▶ **Problem**
Locate all lines in the data below that hold "British" and show them.

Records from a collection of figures
↓↓↓

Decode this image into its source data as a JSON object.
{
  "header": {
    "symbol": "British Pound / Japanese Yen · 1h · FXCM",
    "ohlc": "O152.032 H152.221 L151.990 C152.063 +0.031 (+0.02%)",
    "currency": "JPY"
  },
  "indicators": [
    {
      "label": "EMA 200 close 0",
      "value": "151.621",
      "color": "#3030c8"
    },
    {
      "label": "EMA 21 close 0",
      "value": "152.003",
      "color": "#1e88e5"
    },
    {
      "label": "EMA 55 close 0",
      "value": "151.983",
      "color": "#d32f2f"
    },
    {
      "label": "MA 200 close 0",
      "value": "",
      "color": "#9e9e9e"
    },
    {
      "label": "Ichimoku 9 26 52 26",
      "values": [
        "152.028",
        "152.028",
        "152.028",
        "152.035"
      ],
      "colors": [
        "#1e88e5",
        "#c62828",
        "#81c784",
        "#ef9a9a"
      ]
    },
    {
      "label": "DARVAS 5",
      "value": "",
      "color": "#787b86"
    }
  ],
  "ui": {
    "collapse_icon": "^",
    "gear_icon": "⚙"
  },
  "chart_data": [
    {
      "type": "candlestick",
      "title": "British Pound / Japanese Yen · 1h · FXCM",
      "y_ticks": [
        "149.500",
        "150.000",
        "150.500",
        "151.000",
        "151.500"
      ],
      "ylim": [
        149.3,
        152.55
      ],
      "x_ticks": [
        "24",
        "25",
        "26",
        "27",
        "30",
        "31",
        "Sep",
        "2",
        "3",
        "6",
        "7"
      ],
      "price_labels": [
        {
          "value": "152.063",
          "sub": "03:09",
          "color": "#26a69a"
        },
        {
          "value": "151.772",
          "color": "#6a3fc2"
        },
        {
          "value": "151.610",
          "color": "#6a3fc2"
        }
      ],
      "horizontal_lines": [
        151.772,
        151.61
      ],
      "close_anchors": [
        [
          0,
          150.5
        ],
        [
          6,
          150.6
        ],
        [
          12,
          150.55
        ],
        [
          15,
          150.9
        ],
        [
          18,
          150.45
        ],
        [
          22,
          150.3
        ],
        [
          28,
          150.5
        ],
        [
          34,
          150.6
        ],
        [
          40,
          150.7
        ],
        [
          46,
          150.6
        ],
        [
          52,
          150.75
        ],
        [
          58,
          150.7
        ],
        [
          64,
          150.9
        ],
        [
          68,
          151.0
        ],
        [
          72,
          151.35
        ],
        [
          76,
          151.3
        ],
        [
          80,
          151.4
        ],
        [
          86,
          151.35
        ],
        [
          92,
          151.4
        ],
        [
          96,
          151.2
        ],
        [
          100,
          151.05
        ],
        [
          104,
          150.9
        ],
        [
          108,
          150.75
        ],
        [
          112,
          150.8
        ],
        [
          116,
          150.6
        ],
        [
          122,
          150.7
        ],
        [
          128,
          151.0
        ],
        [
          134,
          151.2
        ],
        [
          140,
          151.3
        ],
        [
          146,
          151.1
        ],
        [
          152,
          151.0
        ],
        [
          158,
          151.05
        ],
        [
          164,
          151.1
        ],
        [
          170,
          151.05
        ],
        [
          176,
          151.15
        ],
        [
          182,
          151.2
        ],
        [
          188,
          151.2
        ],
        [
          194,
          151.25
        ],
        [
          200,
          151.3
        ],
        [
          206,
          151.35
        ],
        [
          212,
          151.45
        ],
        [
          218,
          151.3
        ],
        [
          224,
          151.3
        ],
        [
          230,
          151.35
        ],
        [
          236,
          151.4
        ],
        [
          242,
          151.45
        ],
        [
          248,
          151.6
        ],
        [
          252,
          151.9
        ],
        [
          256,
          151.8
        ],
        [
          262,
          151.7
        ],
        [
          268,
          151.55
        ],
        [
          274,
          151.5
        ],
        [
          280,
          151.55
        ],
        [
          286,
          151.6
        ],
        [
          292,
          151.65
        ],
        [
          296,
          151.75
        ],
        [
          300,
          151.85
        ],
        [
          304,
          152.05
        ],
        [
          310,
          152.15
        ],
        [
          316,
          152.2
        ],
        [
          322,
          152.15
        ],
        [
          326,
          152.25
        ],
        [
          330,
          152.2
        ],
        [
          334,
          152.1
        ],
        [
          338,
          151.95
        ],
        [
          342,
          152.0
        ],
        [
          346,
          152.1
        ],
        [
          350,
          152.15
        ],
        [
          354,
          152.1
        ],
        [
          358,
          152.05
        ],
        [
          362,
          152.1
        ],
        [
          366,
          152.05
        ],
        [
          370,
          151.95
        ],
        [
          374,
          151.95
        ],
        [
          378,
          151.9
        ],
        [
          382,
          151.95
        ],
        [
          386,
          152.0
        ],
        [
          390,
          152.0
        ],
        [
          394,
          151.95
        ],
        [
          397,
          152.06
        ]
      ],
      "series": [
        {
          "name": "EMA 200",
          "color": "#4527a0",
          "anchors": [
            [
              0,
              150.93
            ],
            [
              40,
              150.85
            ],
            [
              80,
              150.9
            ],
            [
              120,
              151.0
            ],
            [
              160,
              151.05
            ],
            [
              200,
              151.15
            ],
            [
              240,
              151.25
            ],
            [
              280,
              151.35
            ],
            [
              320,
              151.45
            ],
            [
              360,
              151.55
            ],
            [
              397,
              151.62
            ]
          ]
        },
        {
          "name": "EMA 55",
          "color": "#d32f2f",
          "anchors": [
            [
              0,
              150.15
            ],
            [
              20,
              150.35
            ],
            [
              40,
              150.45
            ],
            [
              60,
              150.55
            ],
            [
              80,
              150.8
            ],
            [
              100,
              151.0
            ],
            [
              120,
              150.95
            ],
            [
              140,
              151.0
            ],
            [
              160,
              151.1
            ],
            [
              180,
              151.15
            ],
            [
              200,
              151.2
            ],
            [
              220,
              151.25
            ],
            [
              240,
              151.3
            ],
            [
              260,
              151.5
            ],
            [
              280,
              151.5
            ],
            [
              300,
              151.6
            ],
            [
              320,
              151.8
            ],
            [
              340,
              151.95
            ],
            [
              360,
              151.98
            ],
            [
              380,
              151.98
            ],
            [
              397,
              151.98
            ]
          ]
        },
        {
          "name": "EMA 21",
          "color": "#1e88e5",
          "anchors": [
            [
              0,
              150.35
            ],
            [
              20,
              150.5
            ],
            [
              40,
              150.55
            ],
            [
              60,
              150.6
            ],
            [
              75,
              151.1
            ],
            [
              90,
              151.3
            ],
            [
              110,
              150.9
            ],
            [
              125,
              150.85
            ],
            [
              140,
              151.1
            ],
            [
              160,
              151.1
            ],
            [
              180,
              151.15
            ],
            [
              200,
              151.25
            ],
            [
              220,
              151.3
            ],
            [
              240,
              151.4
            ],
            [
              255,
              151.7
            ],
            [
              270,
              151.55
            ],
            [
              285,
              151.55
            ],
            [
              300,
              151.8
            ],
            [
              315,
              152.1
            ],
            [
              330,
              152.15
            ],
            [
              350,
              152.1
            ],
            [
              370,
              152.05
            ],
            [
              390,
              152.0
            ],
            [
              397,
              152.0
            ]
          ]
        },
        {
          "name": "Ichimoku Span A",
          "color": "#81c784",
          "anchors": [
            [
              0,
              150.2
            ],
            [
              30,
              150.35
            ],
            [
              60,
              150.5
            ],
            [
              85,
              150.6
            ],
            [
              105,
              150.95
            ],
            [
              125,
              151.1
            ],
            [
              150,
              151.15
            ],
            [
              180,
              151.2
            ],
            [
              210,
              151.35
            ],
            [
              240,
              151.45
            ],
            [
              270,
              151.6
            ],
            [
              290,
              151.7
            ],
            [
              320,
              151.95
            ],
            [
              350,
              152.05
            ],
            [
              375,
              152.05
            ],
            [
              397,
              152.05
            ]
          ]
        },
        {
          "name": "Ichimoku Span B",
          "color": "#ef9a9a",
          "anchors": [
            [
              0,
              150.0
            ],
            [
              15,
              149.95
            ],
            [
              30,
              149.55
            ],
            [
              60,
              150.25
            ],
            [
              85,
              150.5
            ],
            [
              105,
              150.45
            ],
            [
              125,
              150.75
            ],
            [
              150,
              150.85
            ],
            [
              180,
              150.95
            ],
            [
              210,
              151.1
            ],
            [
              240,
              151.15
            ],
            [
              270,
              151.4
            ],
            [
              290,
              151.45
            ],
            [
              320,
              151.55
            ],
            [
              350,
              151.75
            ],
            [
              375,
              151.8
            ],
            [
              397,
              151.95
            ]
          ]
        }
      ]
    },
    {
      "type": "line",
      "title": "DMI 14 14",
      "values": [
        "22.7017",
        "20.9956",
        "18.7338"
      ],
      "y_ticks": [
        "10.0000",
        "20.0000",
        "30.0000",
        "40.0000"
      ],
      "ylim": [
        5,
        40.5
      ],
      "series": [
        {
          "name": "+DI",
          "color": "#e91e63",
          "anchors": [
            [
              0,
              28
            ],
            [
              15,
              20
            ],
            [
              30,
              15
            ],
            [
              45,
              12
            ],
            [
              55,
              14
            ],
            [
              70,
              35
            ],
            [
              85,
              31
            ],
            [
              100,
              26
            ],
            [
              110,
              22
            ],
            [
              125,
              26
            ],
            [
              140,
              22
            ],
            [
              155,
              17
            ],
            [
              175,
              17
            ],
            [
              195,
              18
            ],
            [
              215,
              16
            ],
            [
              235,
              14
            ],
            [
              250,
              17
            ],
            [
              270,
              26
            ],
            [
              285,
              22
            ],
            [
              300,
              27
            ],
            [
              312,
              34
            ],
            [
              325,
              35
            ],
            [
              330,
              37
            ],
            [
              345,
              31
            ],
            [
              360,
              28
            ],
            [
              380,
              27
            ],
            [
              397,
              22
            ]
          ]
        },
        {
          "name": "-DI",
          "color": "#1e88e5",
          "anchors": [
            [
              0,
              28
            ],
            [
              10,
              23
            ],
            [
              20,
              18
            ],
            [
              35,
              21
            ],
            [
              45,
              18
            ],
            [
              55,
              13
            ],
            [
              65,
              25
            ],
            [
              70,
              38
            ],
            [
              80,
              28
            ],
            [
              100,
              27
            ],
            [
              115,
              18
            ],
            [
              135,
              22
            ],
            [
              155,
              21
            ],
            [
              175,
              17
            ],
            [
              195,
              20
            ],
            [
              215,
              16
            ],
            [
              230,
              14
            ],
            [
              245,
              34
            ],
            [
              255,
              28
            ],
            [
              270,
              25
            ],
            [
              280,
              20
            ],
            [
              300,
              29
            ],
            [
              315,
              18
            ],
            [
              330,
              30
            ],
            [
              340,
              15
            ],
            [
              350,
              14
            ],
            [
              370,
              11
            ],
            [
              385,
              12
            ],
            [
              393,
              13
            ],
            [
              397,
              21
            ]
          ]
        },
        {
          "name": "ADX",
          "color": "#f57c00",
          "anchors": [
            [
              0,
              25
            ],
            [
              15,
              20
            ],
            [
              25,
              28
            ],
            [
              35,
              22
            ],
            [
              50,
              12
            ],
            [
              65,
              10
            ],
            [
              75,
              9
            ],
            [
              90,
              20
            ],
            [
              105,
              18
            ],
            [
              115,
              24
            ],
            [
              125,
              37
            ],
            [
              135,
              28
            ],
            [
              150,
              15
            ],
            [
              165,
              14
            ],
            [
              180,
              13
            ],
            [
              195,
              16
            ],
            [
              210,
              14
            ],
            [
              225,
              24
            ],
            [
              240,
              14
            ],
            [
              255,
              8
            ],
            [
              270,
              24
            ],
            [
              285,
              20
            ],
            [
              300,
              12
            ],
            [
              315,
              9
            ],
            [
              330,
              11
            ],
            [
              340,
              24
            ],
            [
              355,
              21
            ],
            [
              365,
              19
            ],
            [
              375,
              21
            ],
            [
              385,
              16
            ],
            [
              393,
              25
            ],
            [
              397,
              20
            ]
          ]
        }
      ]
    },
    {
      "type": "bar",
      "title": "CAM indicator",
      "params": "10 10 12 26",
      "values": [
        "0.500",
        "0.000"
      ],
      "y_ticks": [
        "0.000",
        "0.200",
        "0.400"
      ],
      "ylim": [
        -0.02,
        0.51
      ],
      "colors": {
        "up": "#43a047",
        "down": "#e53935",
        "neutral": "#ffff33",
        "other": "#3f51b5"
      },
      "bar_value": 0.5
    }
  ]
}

↑↑↑

▶ **Result of the task**
    "symbol": "British Pound / Japanese Yen · 1h · FXCM",
      "title": "British Pound / Japanese Yen · 1h · FXCM",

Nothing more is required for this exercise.